- [GOAL] Leave out the pictures and copy each record below exactly.

- [DATA PROVIDED]
##############################
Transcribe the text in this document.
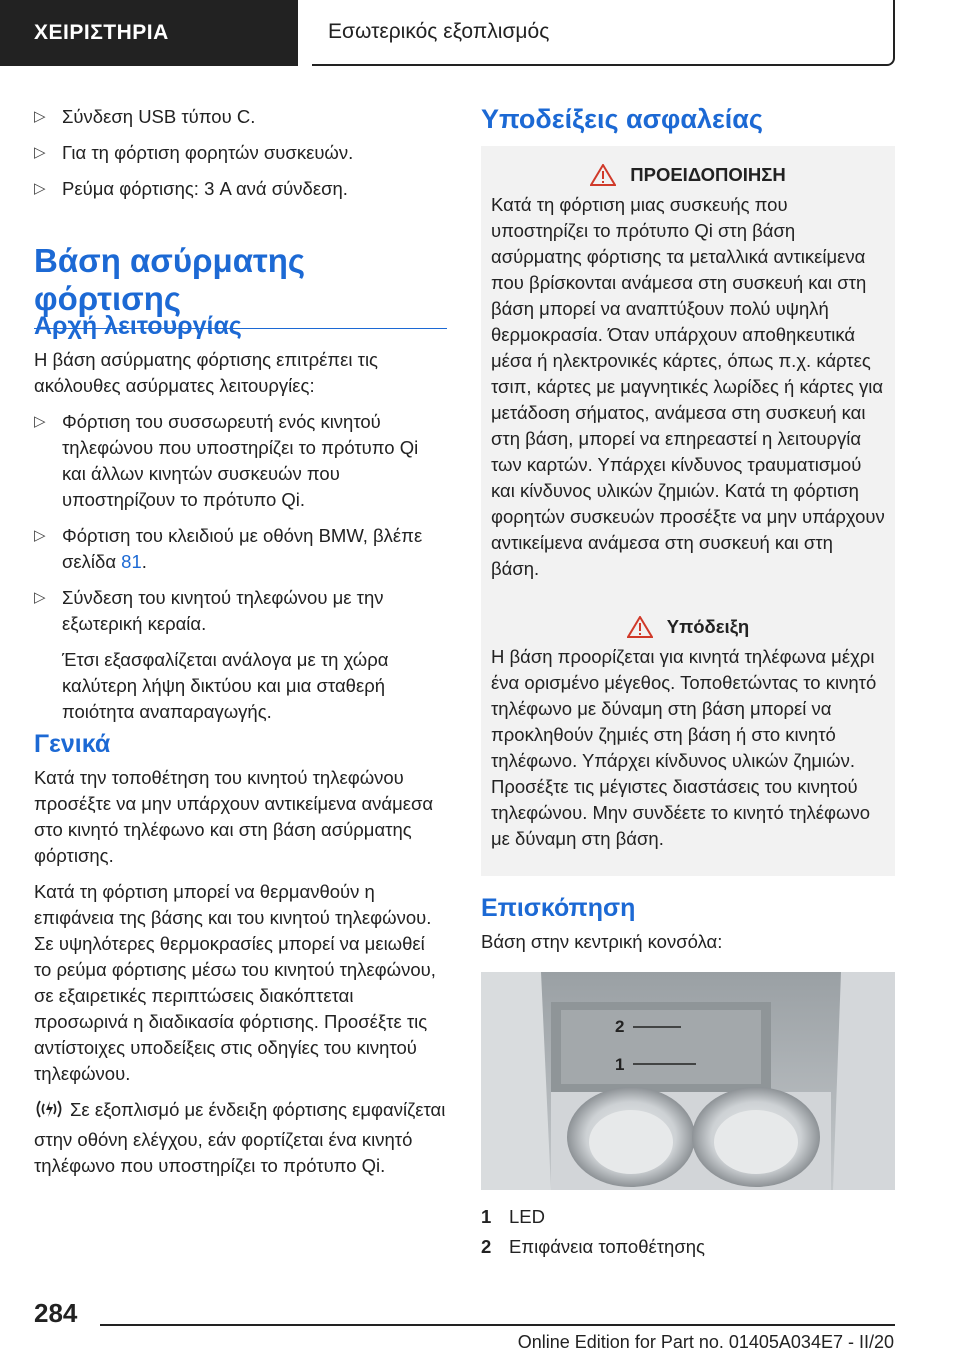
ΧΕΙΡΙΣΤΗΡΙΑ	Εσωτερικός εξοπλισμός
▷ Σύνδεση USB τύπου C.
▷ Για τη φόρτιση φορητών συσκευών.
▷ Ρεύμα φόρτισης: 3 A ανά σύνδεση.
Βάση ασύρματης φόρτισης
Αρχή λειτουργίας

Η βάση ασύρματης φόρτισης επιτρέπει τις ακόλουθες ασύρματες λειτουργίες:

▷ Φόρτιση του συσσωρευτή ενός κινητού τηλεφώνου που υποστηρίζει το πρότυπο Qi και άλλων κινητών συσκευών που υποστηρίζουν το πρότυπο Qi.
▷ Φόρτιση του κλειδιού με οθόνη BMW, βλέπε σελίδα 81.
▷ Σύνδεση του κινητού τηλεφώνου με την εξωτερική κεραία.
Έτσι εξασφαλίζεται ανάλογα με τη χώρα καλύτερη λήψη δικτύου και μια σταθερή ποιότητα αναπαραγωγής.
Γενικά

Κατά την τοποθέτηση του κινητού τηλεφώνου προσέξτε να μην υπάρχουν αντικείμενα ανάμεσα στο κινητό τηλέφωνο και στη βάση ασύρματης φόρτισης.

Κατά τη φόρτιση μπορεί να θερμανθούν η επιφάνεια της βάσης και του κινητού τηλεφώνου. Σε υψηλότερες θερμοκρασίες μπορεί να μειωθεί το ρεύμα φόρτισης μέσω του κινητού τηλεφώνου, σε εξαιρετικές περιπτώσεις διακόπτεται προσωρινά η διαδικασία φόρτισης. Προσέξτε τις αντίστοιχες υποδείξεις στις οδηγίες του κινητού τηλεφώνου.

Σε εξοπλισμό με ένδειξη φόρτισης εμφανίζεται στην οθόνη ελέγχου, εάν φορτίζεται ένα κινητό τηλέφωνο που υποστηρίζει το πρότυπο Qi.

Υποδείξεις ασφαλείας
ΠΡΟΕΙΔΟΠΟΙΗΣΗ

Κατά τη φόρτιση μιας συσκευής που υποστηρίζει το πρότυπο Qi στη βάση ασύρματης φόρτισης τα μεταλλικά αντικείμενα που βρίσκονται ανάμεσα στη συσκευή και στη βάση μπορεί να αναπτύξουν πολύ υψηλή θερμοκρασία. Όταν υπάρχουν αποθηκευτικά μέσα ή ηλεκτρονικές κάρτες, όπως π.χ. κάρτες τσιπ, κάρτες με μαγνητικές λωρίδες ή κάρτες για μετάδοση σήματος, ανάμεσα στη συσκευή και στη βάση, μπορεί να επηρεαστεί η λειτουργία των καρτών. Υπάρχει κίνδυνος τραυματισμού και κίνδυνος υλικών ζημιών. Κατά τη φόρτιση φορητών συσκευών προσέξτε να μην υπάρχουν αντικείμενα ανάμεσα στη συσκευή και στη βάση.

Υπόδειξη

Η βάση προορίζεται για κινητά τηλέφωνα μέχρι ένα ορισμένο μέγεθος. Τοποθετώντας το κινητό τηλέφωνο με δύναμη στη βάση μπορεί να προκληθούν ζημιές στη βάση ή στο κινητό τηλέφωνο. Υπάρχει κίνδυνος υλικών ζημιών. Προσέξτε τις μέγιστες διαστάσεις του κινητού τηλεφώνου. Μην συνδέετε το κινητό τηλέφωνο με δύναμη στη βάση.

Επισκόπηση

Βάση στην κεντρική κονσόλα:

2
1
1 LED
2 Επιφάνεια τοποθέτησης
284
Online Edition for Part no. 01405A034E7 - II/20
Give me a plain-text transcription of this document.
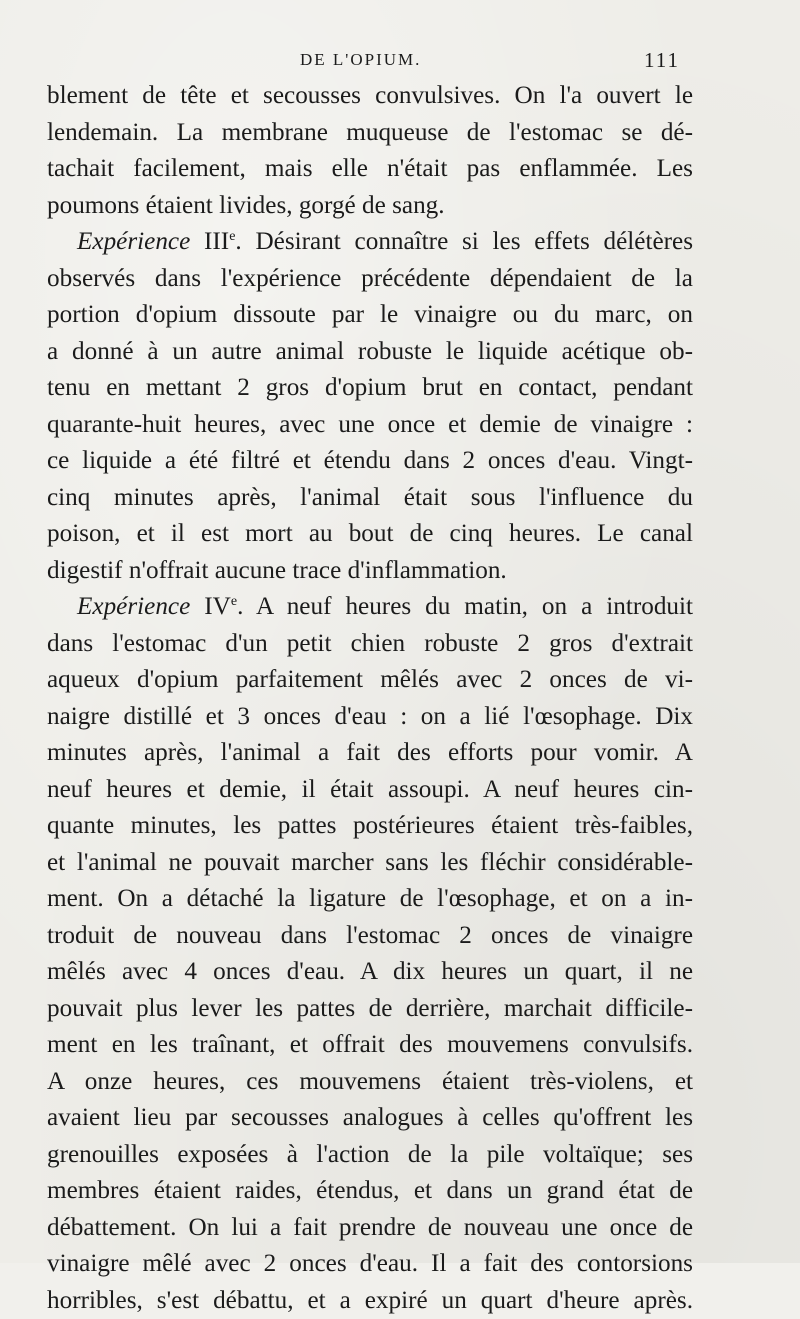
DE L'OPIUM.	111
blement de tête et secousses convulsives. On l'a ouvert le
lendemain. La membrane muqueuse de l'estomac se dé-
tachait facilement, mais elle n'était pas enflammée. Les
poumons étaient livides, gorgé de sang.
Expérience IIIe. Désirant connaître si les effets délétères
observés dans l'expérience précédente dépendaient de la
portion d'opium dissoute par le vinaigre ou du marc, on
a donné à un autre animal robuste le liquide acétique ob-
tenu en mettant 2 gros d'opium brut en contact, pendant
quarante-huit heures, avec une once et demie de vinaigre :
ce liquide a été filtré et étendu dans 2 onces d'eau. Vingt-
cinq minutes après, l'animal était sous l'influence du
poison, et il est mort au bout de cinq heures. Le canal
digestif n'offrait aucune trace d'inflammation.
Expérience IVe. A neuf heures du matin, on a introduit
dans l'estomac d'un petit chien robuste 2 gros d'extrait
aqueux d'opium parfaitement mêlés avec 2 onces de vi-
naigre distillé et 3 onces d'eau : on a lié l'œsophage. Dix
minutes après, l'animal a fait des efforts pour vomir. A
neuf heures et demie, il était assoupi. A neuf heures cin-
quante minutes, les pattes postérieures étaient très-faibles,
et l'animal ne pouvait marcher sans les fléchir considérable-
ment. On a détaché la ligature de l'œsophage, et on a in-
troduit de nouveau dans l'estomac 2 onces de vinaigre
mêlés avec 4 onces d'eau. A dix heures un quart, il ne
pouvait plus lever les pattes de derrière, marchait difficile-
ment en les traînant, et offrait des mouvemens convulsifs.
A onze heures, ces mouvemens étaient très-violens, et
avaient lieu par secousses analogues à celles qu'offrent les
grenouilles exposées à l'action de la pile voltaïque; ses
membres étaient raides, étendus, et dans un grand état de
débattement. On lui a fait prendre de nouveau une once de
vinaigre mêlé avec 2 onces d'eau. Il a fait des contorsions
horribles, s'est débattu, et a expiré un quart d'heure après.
##############################
- [THE RESPONSE]
Transcribe the text in this document.
ΧΕΙΡΙΣΤΗΡΙΑ	Εσωτερικός εξοπλισμός
▷ Σύνδεση USB τύπου C.
▷ Για τη φόρτιση φορητών συσκευών.
▷ Ρεύμα φόρτισης: 3 A ανά σύνδεση.
Βάση ασύρματης φόρτισης
Αρχή λειτουργίας

Η βάση ασύρματης φόρτισης επιτρέπει τις ακόλουθες ασύρματες λειτουργίες:

▷ Φόρτιση του συσσωρευτή ενός κινητού τηλεφώνου που υποστηρίζει το πρότυπο Qi και άλλων κινητών συσκευών που υποστηρίζουν το πρότυπο Qi.
▷ Φόρτιση του κλειδιού με οθόνη BMW, βλέπε σελίδα 81.
▷ Σύνδεση του κινητού τηλεφώνου με την εξωτερική κεραία.
Έτσι εξασφαλίζεται ανάλογα με τη χώρα καλύτερη λήψη δικτύου και μια σταθερή ποιότητα αναπαραγωγής.
Γενικά

Κατά την τοποθέτηση του κινητού τηλεφώνου προσέξτε να μην υπάρχουν αντικείμενα ανάμεσα στο κινητό τηλέφωνο και στη βάση ασύρματης φόρτισης.

Κατά τη φόρτιση μπορεί να θερμανθούν η επιφάνεια της βάσης και του κινητού τηλεφώνου. Σε υψηλότερες θερμοκρασίες μπορεί να μειωθεί το ρεύμα φόρτισης μέσω του κινητού τηλεφώνου, σε εξαιρετικές περιπτώσεις διακόπτεται προσωρινά η διαδικασία φόρτισης. Προσέξτε τις αντίστοιχες υποδείξεις στις οδηγίες του κινητού τηλεφώνου.

Σε εξοπλισμό με ένδειξη φόρτισης εμφανίζεται στην οθόνη ελέγχου, εάν φορτίζεται ένα κινητό τηλέφωνο που υποστηρίζει το πρότυπο Qi.

Υποδείξεις ασφαλείας
ΠΡΟΕΙΔΟΠΟΙΗΣΗ

Κατά τη φόρτιση μιας συσκευής που υποστηρίζει το πρότυπο Qi στη βάση ασύρματης φόρτισης τα μεταλλικά αντικείμενα που βρίσκονται ανάμεσα στη συσκευή και στη βάση μπορεί να αναπτύξουν πολύ υψηλή θερμοκρασία. Όταν υπάρχουν αποθηκευτικά μέσα ή ηλεκτρονικές κάρτες, όπως π.χ. κάρτες τσιπ, κάρτες με μαγνητικές λωρίδες ή κάρτες για μετάδοση σήματος, ανάμεσα στη συσκευή και στη βάση, μπορεί να επηρεαστεί η λειτουργία των καρτών. Υπάρχει κίνδυνος τραυματισμού και κίνδυνος υλικών ζημιών. Κατά τη φόρτιση φορητών συσκευών προσέξτε να μην υπάρχουν αντικείμενα ανάμεσα στη συσκευή και στη βάση.

Υπόδειξη

Η βάση προορίζεται για κινητά τηλέφωνα μέχρι ένα ορισμένο μέγεθος. Τοποθετώντας το κινητό τηλέφωνο με δύναμη στη βάση μπορεί να προκληθούν ζημιές στη βάση ή στο κινητό τηλέφωνο. Υπάρχει κίνδυνος υλικών ζημιών. Προσέξτε τις μέγιστες διαστάσεις του κινητού τηλεφώνου. Μην συνδέετε το κινητό τηλέφωνο με δύναμη στη βάση.

Επισκόπηση

Βάση στην κεντρική κονσόλα:

2
1
1 LED
2 Επιφάνεια τοποθέτησης
284
Online Edition for Part no. 01405A034E7 - II/20
Give me a plain-text transcription of this document.
DE L'OPIUM.	111
blement de tête et secousses convulsives. On l'a ouvert le
lendemain. La membrane muqueuse de l'estomac se dé-
tachait facilement, mais elle n'était pas enflammée. Les
poumons étaient livides, gorgé de sang.
Expérience IIIe. Désirant connaître si les effets délétères
observés dans l'expérience précédente dépendaient de la
portion d'opium dissoute par le vinaigre ou du marc, on
a donné à un autre animal robuste le liquide acétique ob-
tenu en mettant 2 gros d'opium brut en contact, pendant
quarante-huit heures, avec une once et demie de vinaigre :
ce liquide a été filtré et étendu dans 2 onces d'eau. Vingt-
cinq minutes après, l'animal était sous l'influence du
poison, et il est mort au bout de cinq heures. Le canal
digestif n'offrait aucune trace d'inflammation.
Expérience IVe. A neuf heures du matin, on a introduit
dans l'estomac d'un petit chien robuste 2 gros d'extrait
aqueux d'opium parfaitement mêlés avec 2 onces de vi-
naigre distillé et 3 onces d'eau : on a lié l'œsophage. Dix
minutes après, l'animal a fait des efforts pour vomir. A
neuf heures et demie, il était assoupi. A neuf heures cin-
quante minutes, les pattes postérieures étaient très-faibles,
et l'animal ne pouvait marcher sans les fléchir considérable-
ment. On a détaché la ligature de l'œsophage, et on a in-
troduit de nouveau dans l'estomac 2 onces de vinaigre
mêlés avec 4 onces d'eau. A dix heures un quart, il ne
pouvait plus lever les pattes de derrière, marchait difficile-
ment en les traînant, et offrait des mouvemens convulsifs.
A onze heures, ces mouvemens étaient très-violens, et
avaient lieu par secousses analogues à celles qu'offrent les
grenouilles exposées à l'action de la pile voltaïque; ses
membres étaient raides, étendus, et dans un grand état de
débattement. On lui a fait prendre de nouveau une once de
vinaigre mêlé avec 2 onces d'eau. Il a fait des contorsions
horribles, s'est débattu, et a expiré un quart d'heure après.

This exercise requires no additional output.